(Saved data entries)
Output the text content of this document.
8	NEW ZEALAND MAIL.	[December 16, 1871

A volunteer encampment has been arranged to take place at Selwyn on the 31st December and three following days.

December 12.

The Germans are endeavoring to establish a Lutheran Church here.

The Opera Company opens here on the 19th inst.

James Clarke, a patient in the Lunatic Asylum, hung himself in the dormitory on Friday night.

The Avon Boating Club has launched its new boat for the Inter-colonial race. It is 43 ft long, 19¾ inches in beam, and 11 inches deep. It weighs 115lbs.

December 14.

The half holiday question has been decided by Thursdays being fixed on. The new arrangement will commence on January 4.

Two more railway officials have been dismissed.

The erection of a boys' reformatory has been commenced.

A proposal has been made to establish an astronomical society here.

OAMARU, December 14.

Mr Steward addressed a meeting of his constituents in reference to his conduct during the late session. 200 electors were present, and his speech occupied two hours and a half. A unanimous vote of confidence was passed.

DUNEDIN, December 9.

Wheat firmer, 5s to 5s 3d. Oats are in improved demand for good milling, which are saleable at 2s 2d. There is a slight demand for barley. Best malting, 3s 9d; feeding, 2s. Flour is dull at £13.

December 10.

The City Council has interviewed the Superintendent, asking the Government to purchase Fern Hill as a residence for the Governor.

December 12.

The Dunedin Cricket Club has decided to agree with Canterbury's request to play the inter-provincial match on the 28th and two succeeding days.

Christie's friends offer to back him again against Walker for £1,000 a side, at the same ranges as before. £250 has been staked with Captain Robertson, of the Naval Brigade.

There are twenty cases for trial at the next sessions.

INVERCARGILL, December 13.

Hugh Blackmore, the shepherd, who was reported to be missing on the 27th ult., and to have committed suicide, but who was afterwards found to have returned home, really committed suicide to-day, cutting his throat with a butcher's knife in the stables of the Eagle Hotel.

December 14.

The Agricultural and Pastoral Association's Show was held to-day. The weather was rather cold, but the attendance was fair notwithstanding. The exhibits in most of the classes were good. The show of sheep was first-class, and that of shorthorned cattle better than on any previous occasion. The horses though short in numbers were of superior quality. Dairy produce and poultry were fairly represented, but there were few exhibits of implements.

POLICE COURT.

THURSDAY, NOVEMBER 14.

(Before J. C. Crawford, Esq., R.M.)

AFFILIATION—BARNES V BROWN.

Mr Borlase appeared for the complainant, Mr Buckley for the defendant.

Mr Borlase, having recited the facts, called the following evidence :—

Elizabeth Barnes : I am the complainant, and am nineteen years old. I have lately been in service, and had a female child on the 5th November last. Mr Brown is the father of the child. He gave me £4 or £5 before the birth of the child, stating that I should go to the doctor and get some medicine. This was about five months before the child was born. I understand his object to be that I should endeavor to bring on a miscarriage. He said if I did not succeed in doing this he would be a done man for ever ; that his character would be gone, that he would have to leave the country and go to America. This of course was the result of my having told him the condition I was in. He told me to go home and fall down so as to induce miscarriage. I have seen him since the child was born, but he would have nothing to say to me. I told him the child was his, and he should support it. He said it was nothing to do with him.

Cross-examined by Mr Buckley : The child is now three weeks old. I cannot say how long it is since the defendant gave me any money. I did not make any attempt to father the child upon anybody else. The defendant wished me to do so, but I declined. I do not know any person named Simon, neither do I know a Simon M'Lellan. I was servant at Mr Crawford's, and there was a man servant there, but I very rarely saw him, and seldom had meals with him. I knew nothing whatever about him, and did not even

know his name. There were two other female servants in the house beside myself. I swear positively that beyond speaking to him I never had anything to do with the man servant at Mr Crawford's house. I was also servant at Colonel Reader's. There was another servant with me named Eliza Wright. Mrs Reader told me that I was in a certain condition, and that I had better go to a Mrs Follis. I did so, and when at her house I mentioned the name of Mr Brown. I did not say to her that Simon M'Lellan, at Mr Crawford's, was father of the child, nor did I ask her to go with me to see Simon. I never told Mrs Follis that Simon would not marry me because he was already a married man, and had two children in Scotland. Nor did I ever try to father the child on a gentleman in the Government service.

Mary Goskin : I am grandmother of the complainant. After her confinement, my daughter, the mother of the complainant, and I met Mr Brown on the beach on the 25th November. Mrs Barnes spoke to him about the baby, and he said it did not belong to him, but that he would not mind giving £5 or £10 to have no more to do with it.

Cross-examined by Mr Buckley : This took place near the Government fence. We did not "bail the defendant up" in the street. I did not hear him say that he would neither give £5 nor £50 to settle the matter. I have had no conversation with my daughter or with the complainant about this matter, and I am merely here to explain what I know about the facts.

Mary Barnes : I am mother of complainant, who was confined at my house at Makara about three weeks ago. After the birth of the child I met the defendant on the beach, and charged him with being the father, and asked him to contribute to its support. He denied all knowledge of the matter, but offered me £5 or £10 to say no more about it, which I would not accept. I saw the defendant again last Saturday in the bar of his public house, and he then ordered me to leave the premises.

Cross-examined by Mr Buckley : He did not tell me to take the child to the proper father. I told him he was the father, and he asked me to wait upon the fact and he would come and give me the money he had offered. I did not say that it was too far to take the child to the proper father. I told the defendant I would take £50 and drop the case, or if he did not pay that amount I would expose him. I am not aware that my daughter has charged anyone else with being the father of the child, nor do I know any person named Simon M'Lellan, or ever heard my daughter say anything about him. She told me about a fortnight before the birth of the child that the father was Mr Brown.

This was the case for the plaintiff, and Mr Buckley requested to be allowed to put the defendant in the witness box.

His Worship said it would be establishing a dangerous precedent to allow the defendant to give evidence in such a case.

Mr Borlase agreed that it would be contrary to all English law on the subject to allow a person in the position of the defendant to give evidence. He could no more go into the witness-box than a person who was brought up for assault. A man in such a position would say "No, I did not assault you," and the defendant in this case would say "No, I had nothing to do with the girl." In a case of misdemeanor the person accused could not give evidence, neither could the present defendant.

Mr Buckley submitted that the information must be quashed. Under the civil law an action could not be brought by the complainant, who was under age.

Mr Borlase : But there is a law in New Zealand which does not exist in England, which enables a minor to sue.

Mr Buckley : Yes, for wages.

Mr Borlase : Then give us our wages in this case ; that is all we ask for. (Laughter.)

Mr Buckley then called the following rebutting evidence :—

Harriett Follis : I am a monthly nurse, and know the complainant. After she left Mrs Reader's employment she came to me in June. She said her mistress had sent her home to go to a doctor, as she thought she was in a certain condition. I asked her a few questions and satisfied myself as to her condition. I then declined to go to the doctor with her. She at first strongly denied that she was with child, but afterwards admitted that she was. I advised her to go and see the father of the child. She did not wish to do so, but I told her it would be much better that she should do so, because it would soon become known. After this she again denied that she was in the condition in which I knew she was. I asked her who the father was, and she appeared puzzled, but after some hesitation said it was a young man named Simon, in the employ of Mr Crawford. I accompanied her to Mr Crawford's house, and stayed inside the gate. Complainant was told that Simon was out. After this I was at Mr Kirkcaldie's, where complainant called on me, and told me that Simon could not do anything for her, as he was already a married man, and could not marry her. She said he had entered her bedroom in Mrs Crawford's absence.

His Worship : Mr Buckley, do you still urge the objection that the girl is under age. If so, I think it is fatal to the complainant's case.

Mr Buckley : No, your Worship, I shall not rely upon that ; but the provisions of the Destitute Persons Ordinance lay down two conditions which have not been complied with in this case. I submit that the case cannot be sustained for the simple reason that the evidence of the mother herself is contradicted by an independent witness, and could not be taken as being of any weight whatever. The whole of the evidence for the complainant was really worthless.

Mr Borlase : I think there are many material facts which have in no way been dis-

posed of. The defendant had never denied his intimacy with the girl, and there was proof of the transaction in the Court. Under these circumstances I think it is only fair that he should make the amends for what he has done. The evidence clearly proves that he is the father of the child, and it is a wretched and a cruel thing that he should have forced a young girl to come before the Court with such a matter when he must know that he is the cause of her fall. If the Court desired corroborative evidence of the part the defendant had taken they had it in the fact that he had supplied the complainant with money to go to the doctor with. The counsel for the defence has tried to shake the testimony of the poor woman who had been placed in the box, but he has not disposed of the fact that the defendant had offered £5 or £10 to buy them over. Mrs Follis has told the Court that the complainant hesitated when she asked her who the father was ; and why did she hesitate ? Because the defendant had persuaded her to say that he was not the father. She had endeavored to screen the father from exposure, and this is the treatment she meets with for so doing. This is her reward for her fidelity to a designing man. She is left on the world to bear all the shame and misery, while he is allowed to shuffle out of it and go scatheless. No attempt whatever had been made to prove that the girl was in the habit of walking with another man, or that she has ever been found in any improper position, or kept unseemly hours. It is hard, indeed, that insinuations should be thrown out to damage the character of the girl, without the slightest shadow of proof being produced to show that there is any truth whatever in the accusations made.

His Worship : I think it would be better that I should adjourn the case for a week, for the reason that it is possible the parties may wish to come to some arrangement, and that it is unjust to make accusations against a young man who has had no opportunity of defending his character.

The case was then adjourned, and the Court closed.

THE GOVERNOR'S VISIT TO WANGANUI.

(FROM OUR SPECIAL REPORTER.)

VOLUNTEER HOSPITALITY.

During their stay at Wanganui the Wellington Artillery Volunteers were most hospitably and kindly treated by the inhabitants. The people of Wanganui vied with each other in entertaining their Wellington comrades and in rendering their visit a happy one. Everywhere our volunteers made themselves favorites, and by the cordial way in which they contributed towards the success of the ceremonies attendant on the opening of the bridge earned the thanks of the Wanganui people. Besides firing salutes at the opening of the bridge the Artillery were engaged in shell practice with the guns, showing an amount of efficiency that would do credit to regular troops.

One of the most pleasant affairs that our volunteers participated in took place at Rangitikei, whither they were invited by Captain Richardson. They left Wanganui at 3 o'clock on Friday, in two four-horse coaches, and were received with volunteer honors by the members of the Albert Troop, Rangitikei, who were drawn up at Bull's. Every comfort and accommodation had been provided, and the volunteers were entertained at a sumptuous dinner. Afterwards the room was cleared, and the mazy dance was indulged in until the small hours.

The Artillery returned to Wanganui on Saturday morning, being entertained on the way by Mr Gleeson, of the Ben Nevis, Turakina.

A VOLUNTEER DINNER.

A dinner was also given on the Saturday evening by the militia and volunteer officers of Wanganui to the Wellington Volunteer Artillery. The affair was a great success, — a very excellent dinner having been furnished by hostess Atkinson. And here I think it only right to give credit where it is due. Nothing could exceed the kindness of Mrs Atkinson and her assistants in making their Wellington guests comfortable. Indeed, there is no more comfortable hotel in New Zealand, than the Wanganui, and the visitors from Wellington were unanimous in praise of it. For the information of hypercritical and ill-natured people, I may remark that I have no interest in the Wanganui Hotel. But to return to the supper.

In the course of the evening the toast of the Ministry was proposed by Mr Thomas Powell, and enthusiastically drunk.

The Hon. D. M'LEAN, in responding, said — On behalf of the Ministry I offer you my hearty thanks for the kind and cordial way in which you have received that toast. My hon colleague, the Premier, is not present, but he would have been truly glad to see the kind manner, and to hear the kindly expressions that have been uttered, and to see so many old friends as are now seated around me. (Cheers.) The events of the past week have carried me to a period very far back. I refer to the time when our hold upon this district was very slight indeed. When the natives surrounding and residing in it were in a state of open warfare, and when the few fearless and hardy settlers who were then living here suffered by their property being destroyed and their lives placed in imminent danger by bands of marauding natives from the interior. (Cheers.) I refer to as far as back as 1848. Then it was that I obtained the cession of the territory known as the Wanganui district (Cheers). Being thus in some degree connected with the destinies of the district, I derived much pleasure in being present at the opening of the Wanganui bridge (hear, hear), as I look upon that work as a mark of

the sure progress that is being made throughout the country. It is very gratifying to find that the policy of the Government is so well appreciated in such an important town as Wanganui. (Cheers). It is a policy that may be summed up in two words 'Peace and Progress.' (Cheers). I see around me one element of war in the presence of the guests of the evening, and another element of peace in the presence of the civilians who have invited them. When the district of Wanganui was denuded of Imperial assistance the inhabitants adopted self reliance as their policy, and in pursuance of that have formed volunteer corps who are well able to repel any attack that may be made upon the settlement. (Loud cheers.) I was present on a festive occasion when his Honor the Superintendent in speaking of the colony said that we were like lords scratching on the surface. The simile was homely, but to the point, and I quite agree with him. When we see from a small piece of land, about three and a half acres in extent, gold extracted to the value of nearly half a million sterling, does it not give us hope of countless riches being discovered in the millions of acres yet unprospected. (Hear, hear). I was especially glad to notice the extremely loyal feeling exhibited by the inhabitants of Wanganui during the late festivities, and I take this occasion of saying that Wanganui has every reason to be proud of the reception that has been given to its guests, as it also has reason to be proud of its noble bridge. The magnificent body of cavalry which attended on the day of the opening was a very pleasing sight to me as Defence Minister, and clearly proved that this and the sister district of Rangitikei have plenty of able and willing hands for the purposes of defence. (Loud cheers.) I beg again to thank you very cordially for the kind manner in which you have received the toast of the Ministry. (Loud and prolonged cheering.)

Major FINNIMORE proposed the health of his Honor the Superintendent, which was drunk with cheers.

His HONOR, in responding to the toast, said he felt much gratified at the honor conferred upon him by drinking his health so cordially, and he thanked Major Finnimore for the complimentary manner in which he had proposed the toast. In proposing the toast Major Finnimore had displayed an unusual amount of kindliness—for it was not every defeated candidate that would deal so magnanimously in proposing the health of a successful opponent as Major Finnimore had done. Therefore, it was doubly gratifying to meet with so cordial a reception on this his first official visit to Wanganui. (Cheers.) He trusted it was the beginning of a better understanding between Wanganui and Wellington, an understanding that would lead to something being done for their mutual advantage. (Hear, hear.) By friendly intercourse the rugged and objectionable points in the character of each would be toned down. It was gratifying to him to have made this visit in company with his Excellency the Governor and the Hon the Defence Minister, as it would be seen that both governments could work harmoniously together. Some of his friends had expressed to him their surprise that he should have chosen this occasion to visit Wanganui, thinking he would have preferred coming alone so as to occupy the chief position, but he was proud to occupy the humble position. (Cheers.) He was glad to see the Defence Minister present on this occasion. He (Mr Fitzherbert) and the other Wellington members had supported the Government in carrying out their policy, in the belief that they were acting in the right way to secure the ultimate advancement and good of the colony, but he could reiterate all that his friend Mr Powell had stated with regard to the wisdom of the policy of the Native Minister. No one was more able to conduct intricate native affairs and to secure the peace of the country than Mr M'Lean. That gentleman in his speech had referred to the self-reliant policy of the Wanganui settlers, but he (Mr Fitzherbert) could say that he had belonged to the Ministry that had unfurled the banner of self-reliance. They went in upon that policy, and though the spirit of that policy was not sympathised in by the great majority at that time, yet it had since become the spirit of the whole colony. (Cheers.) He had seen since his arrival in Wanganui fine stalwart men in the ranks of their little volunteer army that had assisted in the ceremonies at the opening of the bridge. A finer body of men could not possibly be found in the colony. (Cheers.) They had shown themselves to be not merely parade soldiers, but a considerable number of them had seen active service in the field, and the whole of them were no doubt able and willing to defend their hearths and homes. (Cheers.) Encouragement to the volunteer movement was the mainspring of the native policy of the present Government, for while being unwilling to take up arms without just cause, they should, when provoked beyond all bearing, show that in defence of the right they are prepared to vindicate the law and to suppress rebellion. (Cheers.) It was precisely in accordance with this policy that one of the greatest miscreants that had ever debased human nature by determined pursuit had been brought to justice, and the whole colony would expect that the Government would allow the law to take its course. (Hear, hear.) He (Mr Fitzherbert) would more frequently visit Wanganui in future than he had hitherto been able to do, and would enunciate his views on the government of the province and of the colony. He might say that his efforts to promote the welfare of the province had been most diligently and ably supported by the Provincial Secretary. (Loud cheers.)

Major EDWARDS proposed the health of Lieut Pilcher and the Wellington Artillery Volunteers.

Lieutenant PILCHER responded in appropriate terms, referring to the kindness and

*Exercise objective*.
Where a line holds "decided", copy it out.

*Output*.
The half holiday question has been decided by Thursdays being fixed on. The new arrangement will commence on January 4.
The Dunedin Cricket Club has decided to agree with Canterbury's request to play the inter-provincial match on the 28th and two succeeding days.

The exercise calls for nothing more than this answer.